• **The problem**: Report how many lines contain "لتكن". Give the number and nothing else.

(begin)

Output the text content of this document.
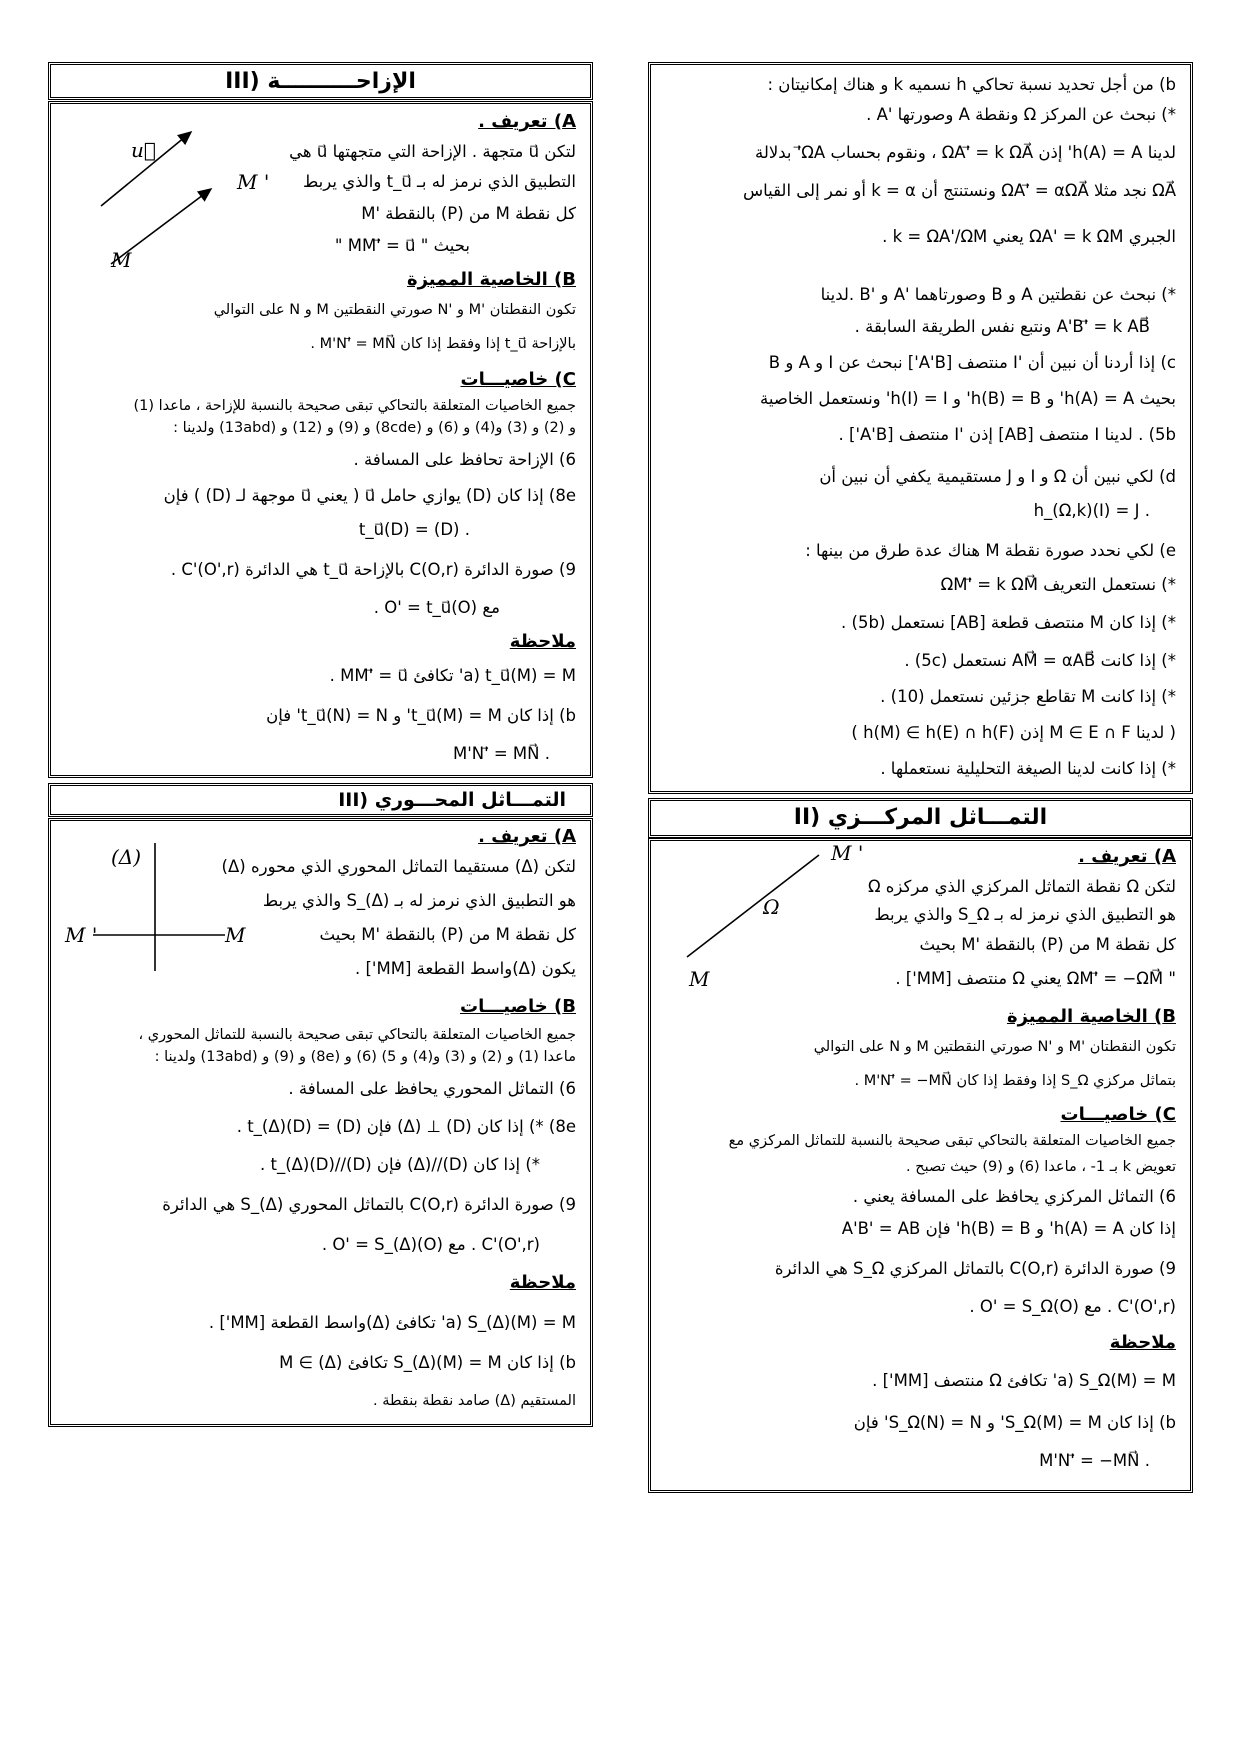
III) الإزاحــــــــــة
u⃗
M '
M
A) تعريف .
لتكن u⃗ متجهة . الإزاحة التي متجهتها u⃗ هي
التطبيق الذي نرمز له بـ t_u⃗ والذي يربط
كل نقطة M من (P) بالنقطة 'M
بحيث " MM'⃗ = u⃗ "
B) الخاصية المميزة
تكون النقطتان 'M و 'N صورتي النقطتين M و N على التوالي
بالإزاحة t_u⃗ إذا وفقط إذا كان M'N'⃗ = MN⃗ .
C) خاصيـــات
جميع الخاصيات المتعلقة بالتحاكي تبقى صحيحة بالنسبة للإزاحة ، ماعدا (1)
و (2) و (3) و(4) و (6) و (8cde) و (9) و (12) و (13abd) ولدينا :
6) الإزاحة تحافظ على المسافة .
8e) إذا كان (D) يوازي حامل u⃗ ( يعني u⃗ موجهة لـ (D) ) فإن
. t_u⃗(D) = (D)
9) صورة الدائرة C(O,r) بالإزاحة t_u⃗ هي الدائرة C'(O',r) .
مع O' = t_u⃗(O) .
ملاحظة
a) t_u⃗(M) = M' تكافئ MM'⃗ = u⃗ .
b) إذا كان t_u⃗(M) = M' و t_u⃗(N) = N' فإن
. M'N'⃗ = MN⃗
III) التمـــاثل المحـــوري
(Δ)
M '	M
A) تعريف .
لتكن (Δ) مستقيما التماثل المحوري الذي محوره (Δ)
هو التطبيق الذي نرمز له بـ S_(Δ) والذي يربط
كل نقطة M من (P) بالنقطة 'M بحيث
يكون (Δ)واسط القطعة [MM'] .
B) خاصيـــات
جميع الخاصيات المتعلقة بالتحاكي تبقى صحيحة بالنسبة للتماثل المحوري ،
ماعدا (1) و (2) و (3) و(4) و 5) (6) و (8e) و (9) و (13abd) ولدينا :
6) التماثل المحوري يحافظ على المسافة .
8e) *) إذا كان (D) ⊥ (Δ) فإن t_(Δ)(D) = (D) .
*) إذا كان (D)//(Δ) فإن t_(Δ)(D)//(D) .
9) صورة الدائرة C(O,r) بالتماثل المحوري S_(Δ) هي الدائرة
C'(O',r) . مع O' = S_(Δ)(O) .
ملاحظة
a) S_(Δ)(M) = M' تكافئ (Δ)واسط القطعة [MM'] .
b) إذا كان S_(Δ)(M) = M تكافئ M ∈ (Δ)
المستقيم (Δ) صامد نقطة بنقطة .
b) من أجل تحديد نسبة تحاكي h نسميه k و هناك إمكانيتان :
*) نبحث عن المركز Ω ونقطة A وصورتها 'A .
لدينا h(A) = A' إذن ΩA'⃗ = k ΩA⃗ ، ونقوم بحساب ΩA'⃗ بدلالة
ΩA⃗ نجد مثلا ΩA'⃗ = αΩA⃗ ونستنتج أن k = α أو نمر إلى القياس
الجبري ΩA' = k ΩM يعني k = ΩA'/ΩM .
*) نبحث عن نقطتين A و B وصورتاهما 'A و 'B .لدينا
A'B'⃗ = k AB⃗ ونتبع نفس الطريقة السابقة .
c) إذا أردنا أن نبين أن 'I منتصف [A'B'] نبحث عن I و A و B
بحيث h(A) = A' و h(B) = B' و h(I) = I' ونستعمل الخاصية
5b) . لدينا I منتصف [AB] إذن 'I منتصف [A'B'] .
d) لكي نبين أن Ω و I و J مستقيمية يكفي أن نبين أن
. h_(Ω,k)(I) = J
e) لكي نحدد صورة نقطة M هناك عدة طرق من بينها :
*) نستعمل التعريف ΩM'⃗ = k ΩM⃗
*) إذا كان M منتصف قطعة [AB] نستعمل (5b) .
*) إذا كانت AM⃗ = αAB⃗ نستعمل (5c) .
*) إذا كانت M تقاطع جزئين نستعمل (10) .
( لدينا M ∈ E ∩ F إذن h(M) ∈ h(E) ∩ h(F) )
*) إذا كانت لدينا الصيغة التحليلية نستعملها .
II) التمـــاثل المركـــزي
M '
Ω
M
A) تعريف .
لتكن Ω نقطة التماثل المركزي الذي مركزه Ω
هو التطبيق الذي نرمز له بـ S_Ω والذي يربط
كل نقطة M من (P) بالنقطة 'M بحيث
" ΩM'⃗ = −ΩM⃗ يعني Ω منتصف [MM'] .
B) الخاصية المميزة
تكون النقطتان 'M و 'N صورتي النقطتين M و N على التوالي
بتماثل مركزي S_Ω إذا وفقط إذا كان M'N'⃗ = −MN⃗ .
C) خاصيـــات
جميع الخاصيات المتعلقة بالتحاكي تبقى صحيحة بالنسبة للتماثل المركزي مع
تعويض k بـ 1- ، ماعدا (6) و (9) حيث تصبح .
6) التماثل المركزي يحافظ على المسافة يعني .
إذا كان h(A) = A' و h(B) = B' فإن A'B' = AB
9) صورة الدائرة C(O,r) بالتماثل المركزي S_Ω هي الدائرة
C'(O',r) . مع O' = S_Ω(O) .
ملاحظة
a) S_Ω(M) = M' تكافئ Ω منتصف [MM'] .
b) إذا كان S_Ω(M) = M' و S_Ω(N) = N' فإن
. M'N'⃗ = −MN⃗
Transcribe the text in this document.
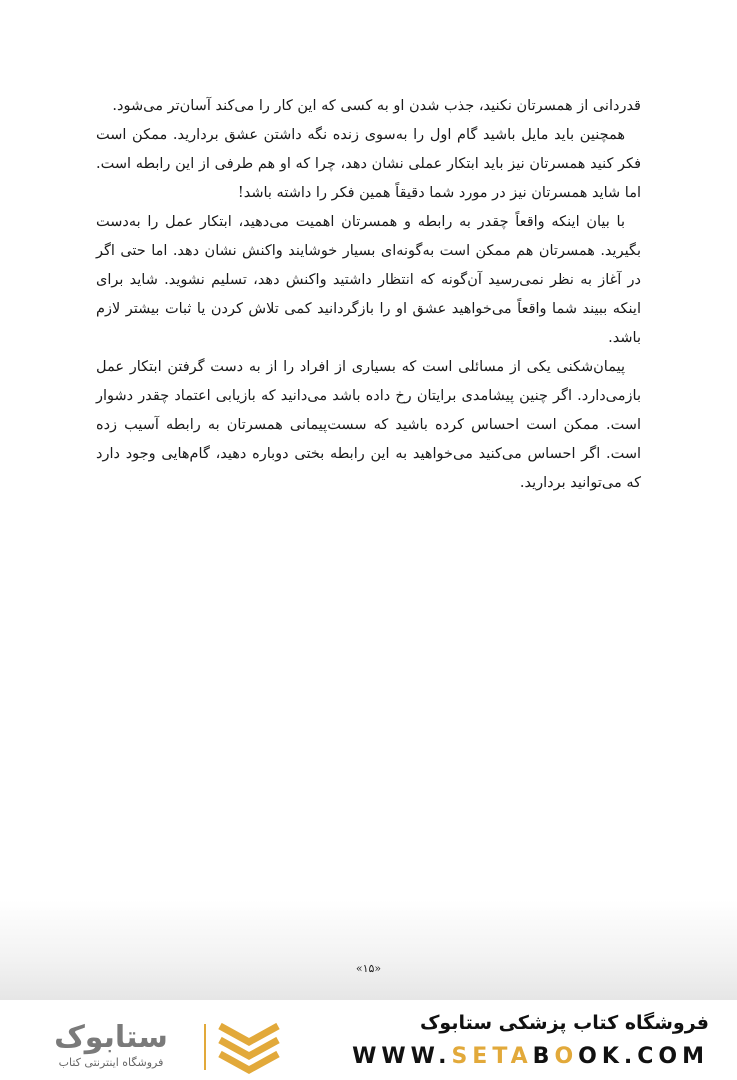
قدردانی از همسرتان نکنید، جذب شدن او به کسی که این کار را می‌کند آسان‌تر می‌شود.

همچنین باید مایل باشید گام اول را به‌سوی زنده نگه داشتن عشق بردارید. ممکن است فکر کنید همسرتان نیز باید ابتکار عملی نشان دهد، چرا که او هم طرفی از این رابطه است. اما شاید همسرتان نیز در مورد شما دقیقاً همین فکر را داشته باشد!

با بیان اینکه واقعاً چقدر به رابطه و همسرتان اهمیت می‌دهید، ابتکار عمل را به‌دست بگیرید. همسرتان هم ممکن است به‌گونه‌ای بسیار خوشایند واکنش نشان دهد. اما حتی اگر در آغاز به نظر نمی‌رسید آن‌گونه که انتظار داشتید واکنش دهد، تسلیم نشوید. شاید برای اینکه ببیند شما واقعاً می‌خواهید عشق او را بازگردانید کمی تلاش کردن یا ثبات بیشتر لازم باشد.

پیمان‌شکنی یکی از مسائلی است که بسیاری از افراد را از به دست گرفتن ابتکار عمل بازمی‌دارد. اگر چنین پیشامدی برایتان رخ داده باشد می‌دانید که بازیابی اعتماد چقدر دشوار است. ممکن است احساس کرده باشید که سست‌پیمانی همسرتان به رابطه آسیب زده است. اگر احساس می‌کنید می‌خواهید به این رابطه بختی دوباره دهید، گام‌هایی وجود دارد که می‌توانید بردارید.

«۱۵»
ستابوک
فروشگاه اینترنتی کتاب
فروشگاه کتاب پزشکی ستابوک
WWW.SETABOOK.COM
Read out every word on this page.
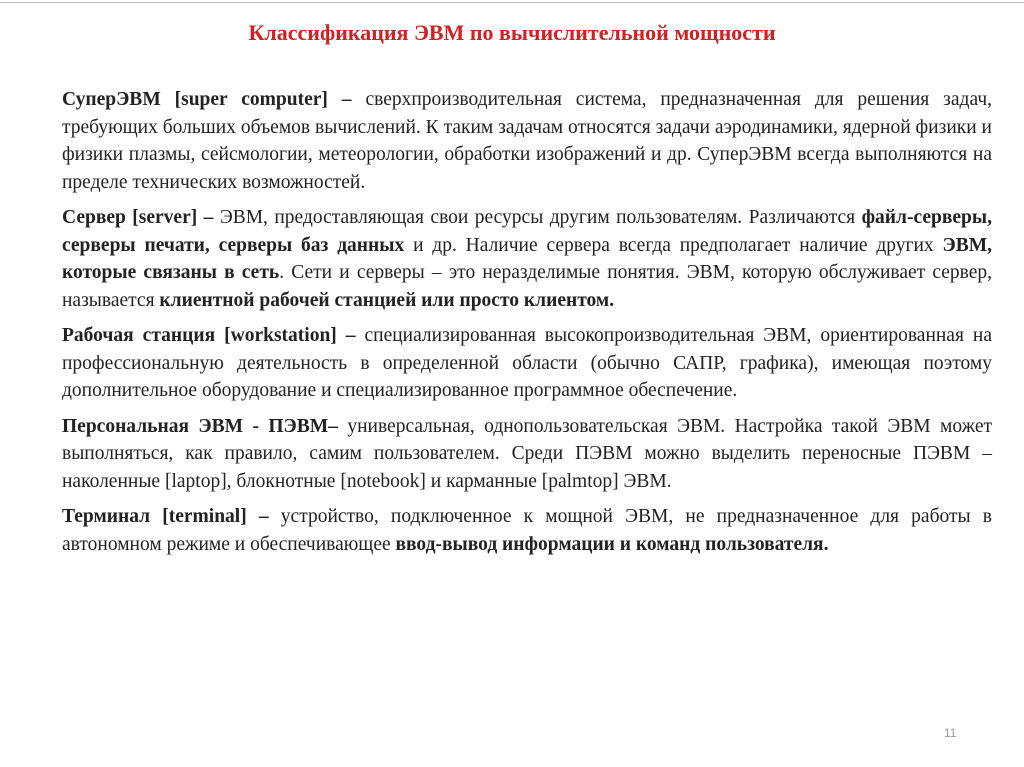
Классификация ЭВМ по вычислительной мощности

СуперЭВМ [super computer] – сверхпроизводительная система, предназначенная для решения задач, требующих больших объемов вычислений. К таким задачам относятся задачи аэродинамики, ядерной физики и физики плазмы, сейсмологии, метеорологии, обработки изображений и др. СуперЭВМ всегда выполняются на пределе технических возможностей.

Сервер [server] – ЭВМ, предоставляющая свои ресурсы другим пользователям. Различаются файл-серверы, серверы печати, серверы баз данных и др. Наличие сервера всегда предполагает наличие других ЭВМ, которые связаны в сеть. Сети и серверы – это неразделимые понятия. ЭВМ, которую обслуживает сервер, называется клиентной рабочей станцией или просто клиентом.

Рабочая станция [workstation] – специализированная высокопроизводительная ЭВМ, ориентированная на профессиональную деятельность в определенной области (обычно САПР, графика), имеющая поэтому дополнительное оборудование и специализированное программное обеспечение.

Персональная ЭВМ - ПЭВМ– универсальная, однопользовательская ЭВМ. Настройка такой ЭВМ может выполняться, как правило, самим пользователем. Среди ПЭВМ можно выделить переносные ПЭВМ – наколенные [laptop], блокнотные [notebook] и карманные [palmtop] ЭВМ.

Терминал [terminal] – устройство, подключенное к мощной ЭВМ, не предназначенное для работы в автономном режиме и обеспечивающее ввод-вывод информации и команд пользователя.

11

(end)

• **Solution to this problem**: 3